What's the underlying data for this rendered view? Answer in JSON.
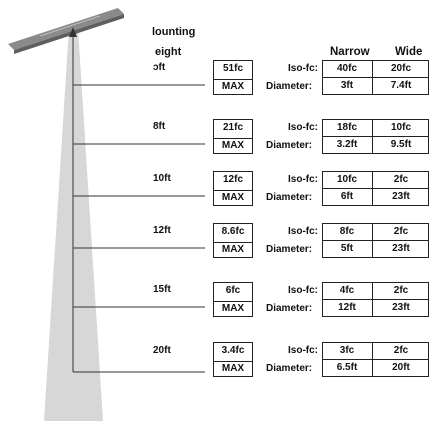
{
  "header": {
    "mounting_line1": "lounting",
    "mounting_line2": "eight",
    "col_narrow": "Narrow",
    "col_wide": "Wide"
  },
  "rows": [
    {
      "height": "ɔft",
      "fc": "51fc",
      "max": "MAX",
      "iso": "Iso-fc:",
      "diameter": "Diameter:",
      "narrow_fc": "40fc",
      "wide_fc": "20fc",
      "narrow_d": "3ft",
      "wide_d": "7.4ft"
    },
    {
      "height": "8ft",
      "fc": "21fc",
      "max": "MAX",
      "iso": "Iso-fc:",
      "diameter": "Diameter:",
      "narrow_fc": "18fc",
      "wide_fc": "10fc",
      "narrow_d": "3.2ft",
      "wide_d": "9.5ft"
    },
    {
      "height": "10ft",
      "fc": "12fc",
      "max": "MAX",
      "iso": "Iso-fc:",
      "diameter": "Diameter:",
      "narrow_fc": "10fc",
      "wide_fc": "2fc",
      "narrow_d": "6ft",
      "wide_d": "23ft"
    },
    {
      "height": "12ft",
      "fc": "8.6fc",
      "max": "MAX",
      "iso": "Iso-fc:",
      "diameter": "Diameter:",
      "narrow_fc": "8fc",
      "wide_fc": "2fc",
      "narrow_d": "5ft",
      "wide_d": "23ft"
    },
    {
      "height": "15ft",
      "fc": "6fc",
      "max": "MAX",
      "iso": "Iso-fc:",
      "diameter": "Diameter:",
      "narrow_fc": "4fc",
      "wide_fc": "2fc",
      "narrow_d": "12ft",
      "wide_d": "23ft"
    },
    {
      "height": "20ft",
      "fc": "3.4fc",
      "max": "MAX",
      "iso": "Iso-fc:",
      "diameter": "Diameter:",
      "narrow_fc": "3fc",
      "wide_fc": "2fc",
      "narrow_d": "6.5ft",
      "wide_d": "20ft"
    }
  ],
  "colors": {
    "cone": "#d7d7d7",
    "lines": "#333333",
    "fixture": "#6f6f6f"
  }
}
* * * * *
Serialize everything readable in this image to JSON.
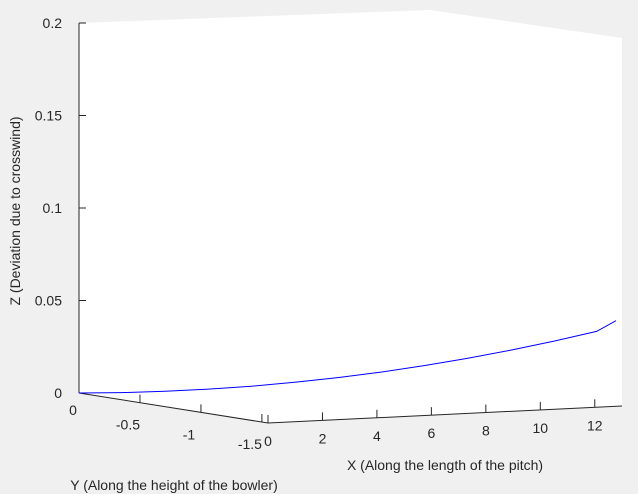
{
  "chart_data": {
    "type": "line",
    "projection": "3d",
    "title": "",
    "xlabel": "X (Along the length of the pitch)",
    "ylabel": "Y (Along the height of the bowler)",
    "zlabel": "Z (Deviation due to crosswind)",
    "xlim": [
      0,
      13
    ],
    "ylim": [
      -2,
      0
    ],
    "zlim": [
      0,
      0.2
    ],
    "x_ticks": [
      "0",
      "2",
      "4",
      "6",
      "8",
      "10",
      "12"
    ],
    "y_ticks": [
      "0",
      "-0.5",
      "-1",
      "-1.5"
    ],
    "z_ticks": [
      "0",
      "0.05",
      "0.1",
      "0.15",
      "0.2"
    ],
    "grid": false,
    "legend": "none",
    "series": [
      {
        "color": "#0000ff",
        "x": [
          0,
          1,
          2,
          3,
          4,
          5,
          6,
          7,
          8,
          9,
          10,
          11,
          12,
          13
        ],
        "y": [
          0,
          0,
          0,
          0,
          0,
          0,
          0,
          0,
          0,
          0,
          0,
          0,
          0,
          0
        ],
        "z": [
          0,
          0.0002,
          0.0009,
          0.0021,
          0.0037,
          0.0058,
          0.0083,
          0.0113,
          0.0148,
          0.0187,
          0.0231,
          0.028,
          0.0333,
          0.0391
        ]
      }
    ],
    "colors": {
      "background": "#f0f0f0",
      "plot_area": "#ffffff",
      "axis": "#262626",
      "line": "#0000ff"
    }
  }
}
* * * * *
- What to work on -
Where a line holds the string "height", copy that line.

- Solution for this problem -
      "height": "ɔft",
      "height": "8ft",
      "height": "10ft",
      "height": "12ft",
      "height": "15ft",
      "height": "20ft",
    "ylabel": "Y (Along the height of the bowler)",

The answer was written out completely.